[Rows from a dataset]

________________________________________

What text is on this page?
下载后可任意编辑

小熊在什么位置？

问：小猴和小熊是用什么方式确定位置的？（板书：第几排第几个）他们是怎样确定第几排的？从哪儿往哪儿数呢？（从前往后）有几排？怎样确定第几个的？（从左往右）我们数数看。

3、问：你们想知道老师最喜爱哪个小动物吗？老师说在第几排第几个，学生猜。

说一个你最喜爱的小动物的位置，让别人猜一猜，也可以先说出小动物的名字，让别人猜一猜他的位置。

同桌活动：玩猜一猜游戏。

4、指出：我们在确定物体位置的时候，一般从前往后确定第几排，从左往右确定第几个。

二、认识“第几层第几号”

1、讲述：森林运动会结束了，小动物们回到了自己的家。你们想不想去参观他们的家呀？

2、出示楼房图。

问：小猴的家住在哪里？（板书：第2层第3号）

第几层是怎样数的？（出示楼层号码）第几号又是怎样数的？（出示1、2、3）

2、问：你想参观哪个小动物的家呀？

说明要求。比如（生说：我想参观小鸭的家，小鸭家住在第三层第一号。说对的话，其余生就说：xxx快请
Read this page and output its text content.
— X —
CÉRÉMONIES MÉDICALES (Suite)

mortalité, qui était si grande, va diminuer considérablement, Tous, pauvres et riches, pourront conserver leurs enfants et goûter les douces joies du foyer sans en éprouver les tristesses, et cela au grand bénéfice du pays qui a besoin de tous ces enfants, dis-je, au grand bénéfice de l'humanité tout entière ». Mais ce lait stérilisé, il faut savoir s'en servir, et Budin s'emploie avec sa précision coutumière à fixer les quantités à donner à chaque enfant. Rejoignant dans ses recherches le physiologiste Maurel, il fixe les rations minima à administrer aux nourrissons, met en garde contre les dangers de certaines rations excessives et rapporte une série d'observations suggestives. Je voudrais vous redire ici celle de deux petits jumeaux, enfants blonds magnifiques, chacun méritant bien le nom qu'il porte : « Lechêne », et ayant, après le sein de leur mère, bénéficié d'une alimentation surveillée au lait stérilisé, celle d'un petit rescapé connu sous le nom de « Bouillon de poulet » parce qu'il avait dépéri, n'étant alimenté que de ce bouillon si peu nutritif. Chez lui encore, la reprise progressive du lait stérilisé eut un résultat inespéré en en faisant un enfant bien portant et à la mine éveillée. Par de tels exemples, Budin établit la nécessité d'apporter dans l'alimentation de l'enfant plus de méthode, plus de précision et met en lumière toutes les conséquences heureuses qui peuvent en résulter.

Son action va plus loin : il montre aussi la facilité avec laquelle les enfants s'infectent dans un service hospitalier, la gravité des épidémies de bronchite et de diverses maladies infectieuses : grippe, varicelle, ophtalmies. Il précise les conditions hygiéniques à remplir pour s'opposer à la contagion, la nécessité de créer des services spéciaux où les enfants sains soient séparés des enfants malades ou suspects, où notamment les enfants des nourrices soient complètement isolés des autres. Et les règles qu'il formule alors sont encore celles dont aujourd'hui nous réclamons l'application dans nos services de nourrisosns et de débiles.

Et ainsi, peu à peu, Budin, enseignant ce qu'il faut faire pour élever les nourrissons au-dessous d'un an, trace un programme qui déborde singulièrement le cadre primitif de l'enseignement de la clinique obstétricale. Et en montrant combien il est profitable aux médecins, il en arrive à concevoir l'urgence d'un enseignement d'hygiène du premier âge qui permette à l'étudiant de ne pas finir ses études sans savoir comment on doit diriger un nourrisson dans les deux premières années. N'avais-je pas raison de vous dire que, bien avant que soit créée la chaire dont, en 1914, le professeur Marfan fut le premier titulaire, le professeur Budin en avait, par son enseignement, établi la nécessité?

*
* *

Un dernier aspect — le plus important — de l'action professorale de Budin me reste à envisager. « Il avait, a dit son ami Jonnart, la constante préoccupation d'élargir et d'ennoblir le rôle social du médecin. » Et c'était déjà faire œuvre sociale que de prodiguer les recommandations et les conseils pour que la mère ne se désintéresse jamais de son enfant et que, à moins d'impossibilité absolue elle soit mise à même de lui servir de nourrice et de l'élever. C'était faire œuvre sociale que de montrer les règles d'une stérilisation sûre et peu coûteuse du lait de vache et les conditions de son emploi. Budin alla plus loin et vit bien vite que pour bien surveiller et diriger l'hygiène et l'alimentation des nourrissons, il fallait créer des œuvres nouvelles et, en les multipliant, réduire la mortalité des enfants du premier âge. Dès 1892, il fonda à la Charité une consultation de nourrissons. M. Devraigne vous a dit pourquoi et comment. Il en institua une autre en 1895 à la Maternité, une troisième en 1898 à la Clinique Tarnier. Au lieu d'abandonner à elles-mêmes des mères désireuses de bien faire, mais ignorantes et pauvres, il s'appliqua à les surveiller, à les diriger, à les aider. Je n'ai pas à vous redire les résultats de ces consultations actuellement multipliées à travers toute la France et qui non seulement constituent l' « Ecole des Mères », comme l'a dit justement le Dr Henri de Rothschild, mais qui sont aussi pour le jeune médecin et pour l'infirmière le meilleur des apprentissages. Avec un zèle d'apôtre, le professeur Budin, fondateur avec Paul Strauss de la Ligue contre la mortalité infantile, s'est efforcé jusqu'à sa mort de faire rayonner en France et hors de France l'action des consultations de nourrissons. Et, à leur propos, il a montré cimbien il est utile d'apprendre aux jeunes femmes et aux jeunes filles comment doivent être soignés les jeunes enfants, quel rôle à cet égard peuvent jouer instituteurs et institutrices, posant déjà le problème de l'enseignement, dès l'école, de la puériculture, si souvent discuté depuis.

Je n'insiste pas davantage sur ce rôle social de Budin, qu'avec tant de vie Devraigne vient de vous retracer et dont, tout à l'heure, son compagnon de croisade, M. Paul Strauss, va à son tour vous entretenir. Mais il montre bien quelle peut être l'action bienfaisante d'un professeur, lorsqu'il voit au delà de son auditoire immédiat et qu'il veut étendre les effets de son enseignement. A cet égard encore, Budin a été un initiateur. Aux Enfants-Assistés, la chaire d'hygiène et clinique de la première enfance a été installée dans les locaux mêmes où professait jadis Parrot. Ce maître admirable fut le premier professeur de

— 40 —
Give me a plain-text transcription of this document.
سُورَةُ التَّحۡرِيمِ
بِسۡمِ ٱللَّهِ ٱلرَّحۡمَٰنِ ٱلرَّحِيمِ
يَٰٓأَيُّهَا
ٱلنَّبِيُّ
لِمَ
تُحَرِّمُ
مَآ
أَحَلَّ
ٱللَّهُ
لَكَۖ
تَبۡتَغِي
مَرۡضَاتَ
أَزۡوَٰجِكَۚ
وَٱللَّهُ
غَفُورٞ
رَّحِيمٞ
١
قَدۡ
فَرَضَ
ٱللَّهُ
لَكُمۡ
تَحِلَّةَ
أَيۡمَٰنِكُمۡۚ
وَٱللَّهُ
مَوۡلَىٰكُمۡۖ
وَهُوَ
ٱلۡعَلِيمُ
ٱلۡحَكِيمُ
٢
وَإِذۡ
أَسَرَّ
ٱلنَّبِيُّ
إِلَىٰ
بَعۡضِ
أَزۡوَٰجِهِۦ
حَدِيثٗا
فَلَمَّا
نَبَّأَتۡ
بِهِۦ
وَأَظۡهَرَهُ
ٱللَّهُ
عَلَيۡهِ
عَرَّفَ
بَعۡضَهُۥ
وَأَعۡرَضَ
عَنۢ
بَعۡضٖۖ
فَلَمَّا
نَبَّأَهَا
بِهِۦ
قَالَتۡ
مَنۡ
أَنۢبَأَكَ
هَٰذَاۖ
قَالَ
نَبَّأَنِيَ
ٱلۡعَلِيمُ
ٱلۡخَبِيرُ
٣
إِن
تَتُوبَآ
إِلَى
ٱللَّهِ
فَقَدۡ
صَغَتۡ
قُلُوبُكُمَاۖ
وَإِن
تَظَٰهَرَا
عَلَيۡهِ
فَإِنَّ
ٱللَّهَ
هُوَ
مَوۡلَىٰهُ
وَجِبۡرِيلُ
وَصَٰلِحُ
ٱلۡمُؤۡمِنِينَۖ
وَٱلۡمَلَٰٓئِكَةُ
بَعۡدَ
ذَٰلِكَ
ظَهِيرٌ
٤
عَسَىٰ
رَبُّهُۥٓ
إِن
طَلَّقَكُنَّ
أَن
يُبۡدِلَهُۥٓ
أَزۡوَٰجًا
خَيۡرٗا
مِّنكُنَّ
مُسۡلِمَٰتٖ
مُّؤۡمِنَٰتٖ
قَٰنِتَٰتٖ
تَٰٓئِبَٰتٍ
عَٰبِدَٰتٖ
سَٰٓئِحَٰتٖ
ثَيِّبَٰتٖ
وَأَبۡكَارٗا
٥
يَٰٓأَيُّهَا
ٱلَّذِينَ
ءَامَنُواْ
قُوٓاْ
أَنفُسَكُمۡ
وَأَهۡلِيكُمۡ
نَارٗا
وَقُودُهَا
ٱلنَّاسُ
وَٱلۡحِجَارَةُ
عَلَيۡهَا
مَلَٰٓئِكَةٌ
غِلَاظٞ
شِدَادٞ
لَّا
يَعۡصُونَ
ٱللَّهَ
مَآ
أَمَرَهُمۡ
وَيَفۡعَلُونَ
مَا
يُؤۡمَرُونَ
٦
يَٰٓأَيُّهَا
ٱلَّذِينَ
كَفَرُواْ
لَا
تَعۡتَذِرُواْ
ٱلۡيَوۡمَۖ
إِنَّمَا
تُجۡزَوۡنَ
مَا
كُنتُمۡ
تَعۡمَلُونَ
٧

________________________________________

▶ _Short task_:
Pull out every line containing "this".

▶ _Completed exercise_:
What text is on this page?
Read this page and output its text content.
Give me a plain-text transcription of this document.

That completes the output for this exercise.